### AIM:
Count how many lines contain the word "Atelier". Please give only the number.

### GIVEN DATA:
[START]

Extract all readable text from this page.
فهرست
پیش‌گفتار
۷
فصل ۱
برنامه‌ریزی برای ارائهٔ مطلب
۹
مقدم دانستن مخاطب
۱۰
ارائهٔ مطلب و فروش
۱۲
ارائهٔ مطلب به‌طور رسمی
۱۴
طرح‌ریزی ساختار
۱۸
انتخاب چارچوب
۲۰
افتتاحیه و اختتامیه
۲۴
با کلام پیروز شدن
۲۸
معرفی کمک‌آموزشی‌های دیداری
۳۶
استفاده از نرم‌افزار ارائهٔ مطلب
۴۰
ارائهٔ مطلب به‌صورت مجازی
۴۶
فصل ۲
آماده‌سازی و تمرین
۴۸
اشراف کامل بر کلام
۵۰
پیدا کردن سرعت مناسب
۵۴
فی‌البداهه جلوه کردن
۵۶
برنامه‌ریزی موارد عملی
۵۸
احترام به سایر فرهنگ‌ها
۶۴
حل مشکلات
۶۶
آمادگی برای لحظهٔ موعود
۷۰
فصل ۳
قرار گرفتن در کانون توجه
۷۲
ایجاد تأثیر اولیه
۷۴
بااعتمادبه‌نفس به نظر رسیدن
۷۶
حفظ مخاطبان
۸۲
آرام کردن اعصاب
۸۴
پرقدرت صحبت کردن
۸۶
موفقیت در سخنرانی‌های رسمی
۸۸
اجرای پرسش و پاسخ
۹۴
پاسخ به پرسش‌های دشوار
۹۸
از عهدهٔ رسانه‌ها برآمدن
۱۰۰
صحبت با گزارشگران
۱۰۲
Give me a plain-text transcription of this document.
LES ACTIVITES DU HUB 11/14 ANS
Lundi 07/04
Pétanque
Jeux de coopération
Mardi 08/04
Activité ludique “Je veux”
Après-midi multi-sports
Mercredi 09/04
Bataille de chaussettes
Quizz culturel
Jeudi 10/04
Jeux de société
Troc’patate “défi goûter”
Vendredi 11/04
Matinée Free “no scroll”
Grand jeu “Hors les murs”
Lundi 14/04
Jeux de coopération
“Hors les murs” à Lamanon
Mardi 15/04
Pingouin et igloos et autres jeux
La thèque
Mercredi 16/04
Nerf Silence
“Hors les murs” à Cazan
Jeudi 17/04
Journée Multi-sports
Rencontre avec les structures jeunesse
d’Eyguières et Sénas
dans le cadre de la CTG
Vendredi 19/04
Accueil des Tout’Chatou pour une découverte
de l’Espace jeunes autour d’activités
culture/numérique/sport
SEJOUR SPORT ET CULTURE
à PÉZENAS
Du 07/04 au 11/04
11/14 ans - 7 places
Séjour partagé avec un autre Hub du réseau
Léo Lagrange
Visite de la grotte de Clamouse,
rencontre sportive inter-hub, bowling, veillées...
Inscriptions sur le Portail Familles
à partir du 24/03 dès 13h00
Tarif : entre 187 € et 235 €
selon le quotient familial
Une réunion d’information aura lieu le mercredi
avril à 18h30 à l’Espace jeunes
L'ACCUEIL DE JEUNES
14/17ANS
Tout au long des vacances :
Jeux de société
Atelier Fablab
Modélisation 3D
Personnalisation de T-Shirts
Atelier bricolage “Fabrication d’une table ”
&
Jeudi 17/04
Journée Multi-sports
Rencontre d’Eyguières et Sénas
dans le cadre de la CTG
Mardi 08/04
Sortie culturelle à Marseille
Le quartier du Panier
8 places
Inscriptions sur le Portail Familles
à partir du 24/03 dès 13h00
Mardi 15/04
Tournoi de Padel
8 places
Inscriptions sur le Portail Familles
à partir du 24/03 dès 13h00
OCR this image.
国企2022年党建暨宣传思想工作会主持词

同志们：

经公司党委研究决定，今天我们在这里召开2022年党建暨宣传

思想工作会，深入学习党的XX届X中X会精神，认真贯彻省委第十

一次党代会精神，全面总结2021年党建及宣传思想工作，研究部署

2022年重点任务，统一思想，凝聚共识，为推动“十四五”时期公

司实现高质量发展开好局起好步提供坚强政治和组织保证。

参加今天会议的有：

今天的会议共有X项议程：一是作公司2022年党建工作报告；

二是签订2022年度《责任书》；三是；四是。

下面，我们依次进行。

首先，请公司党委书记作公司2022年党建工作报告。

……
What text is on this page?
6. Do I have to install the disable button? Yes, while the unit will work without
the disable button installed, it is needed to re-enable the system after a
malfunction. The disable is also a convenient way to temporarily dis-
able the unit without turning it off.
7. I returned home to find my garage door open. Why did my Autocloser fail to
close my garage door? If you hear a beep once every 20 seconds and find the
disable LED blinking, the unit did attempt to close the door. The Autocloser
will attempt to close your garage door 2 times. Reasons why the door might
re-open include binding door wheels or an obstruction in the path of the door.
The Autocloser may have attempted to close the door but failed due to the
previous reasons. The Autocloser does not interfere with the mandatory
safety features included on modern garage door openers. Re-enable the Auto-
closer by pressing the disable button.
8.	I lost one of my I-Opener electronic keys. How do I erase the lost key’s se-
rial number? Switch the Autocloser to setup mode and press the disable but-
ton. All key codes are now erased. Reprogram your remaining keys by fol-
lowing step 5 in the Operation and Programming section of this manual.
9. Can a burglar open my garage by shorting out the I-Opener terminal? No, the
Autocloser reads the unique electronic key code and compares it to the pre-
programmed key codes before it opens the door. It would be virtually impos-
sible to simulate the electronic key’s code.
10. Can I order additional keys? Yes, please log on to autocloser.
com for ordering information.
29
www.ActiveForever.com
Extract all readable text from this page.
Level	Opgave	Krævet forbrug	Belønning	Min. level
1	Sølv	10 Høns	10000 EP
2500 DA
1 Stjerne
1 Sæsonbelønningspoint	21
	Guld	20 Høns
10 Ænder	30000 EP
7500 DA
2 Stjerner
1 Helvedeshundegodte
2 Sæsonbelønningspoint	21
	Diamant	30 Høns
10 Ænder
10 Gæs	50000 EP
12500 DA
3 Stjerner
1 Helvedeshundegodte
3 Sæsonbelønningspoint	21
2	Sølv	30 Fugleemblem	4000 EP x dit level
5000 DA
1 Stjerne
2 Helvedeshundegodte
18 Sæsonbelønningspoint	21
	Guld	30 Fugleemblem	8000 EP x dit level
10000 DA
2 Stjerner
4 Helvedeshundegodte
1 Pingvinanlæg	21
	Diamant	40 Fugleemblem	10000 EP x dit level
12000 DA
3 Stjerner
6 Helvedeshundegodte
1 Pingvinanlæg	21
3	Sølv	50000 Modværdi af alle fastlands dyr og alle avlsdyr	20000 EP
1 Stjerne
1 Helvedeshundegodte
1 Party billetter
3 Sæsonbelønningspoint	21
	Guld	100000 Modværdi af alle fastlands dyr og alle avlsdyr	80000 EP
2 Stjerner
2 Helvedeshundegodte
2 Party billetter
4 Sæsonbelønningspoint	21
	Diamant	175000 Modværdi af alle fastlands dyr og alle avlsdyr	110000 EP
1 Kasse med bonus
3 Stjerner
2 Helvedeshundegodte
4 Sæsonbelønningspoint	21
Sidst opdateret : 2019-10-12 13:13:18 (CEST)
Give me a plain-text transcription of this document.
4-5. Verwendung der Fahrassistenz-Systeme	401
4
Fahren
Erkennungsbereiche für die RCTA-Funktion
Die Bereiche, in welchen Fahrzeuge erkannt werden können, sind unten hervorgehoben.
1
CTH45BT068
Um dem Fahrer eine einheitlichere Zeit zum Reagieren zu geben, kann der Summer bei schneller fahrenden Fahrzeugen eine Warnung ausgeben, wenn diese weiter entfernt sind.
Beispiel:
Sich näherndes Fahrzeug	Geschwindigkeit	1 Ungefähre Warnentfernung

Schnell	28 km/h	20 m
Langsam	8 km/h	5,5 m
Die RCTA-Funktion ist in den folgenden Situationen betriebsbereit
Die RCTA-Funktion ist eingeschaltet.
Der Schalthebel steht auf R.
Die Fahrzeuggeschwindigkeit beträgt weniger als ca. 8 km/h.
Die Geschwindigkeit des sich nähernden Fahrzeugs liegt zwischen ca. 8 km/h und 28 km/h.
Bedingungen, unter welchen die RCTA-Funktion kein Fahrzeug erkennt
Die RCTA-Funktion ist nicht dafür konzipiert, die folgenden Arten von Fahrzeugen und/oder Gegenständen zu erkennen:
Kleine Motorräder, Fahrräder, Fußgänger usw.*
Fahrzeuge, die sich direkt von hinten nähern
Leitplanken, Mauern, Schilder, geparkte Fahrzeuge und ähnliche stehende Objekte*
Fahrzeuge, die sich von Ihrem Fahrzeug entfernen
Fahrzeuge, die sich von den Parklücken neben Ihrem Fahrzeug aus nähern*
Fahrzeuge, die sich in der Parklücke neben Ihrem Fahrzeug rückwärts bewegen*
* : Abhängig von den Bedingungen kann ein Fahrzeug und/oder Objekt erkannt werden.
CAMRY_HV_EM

[END]

### EXERCISE RESPONSE:
2